* GIVEN EXERCISE *
Reproduce word for word the full forum thread below about Prysm database errors.

* PASSAGE *
****

Thanks for that context. We are still investigating both of these issues. The first one may be related to an improper shutdown of the client. Kubernetes podSpec default value for terminationGracePeriodSeconds is 30. This may be too short for Prysm to shutdown properly. I would recommend increasing it to 120 and ensuring that you are using a solid state disk for faster writes.

prestonvanloon avatar Aug 30 '22 15:08 prestonvanloon

Ok noted, but in this case, the first error I sent you here was before any restarts or shutdowns: https://github.com/prysmaticlabs/prysm/issues/11327#issuecomment-1231810731

ybstaked avatar Aug 30 '22 15:08 ybstaked

@prestonvanloon I emailed you the beaconchain.db specifically from: https://github.com/prysmaticlabs/prysm/issues/11327#issuecomment-1231810731

ybstaked avatar Aug 30 '22 16:08 ybstaked

Thanks @ybstaked. I was able to reproduce this issue. Still investigating...

prestonvanloon avatar Aug 30 '22 18:08 prestonvanloon

I believe this issue is solved:

time="2022-08-30 15:10:47" level=warning msg="Recovering state summary for finalized root: 0xf4af42324d36" prefix=db

But this other one I do not really know how it happens. Would it be possible to check with the current develop images?

time="2022-08-26 03:21:45" level=error msg="could not get ancestor state: failed to unmarshal encoding: incorrect size" prefix=main

potuz avatar Aug 31 '22 13:08 potuz

thanks @potuz, for this error, @prestonvanloon mentioned that it may be related to an improper shutdown, i.e.: https://github.com/prysmaticlabs/prysm/issues/11327#issuecomment-1231843716 and also said:

"Later this week, I'll try some experimentation with SIGKILL to see if I can replicate the state you were in. We may not be able to prevent improper shutdowns, but maybe we can repair damaged databases automatically."

****

* SOURCE EXCERPT *
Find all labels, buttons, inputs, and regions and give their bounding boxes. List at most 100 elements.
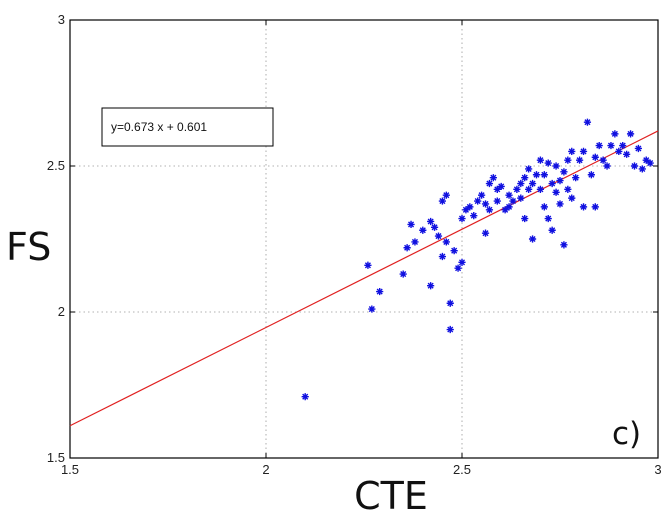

****

* OUTPUT BELOW *
Thanks for that context. We are still investigating both of these issues. The first one may be related to an improper shutdown of the client. Kubernetes podSpec default value for terminationGracePeriodSeconds is 30. This may be too short for Prysm to shutdown properly. I would recommend increasing it to 120 and ensuring that you are using a solid state disk for faster writes.

prestonvanloon avatar Aug 30 '22 15:08 prestonvanloon

Ok noted, but in this case, the first error I sent you here was before any restarts or shutdowns: https://github.com/prysmaticlabs/prysm/issues/11327#issuecomment-1231810731

ybstaked avatar Aug 30 '22 15:08 ybstaked

@prestonvanloon I emailed you the beaconchain.db specifically from: https://github.com/prysmaticlabs/prysm/issues/11327#issuecomment-1231810731

ybstaked avatar Aug 30 '22 16:08 ybstaked

Thanks @ybstaked. I was able to reproduce this issue. Still investigating...

prestonvanloon avatar Aug 30 '22 18:08 prestonvanloon

I believe this issue is solved:

time="2022-08-30 15:10:47" level=warning msg="Recovering state summary for finalized root: 0xf4af42324d36" prefix=db

But this other one I do not really know how it happens. Would it be possible to check with the current develop images?

time="2022-08-26 03:21:45" level=error msg="could not get ancestor state: failed to unmarshal encoding: incorrect size" prefix=main

potuz avatar Aug 31 '22 13:08 potuz

thanks @potuz, for this error, @prestonvanloon mentioned that it may be related to an improper shutdown, i.e.: https://github.com/prysmaticlabs/prysm/issues/11327#issuecomment-1231843716 and also said:

"Later this week, I'll try some experimentation with SIGKILL to see if I can replicate the state you were in. We may not be able to prevent improper shutdowns, but maybe we can repair damaged databases automatically."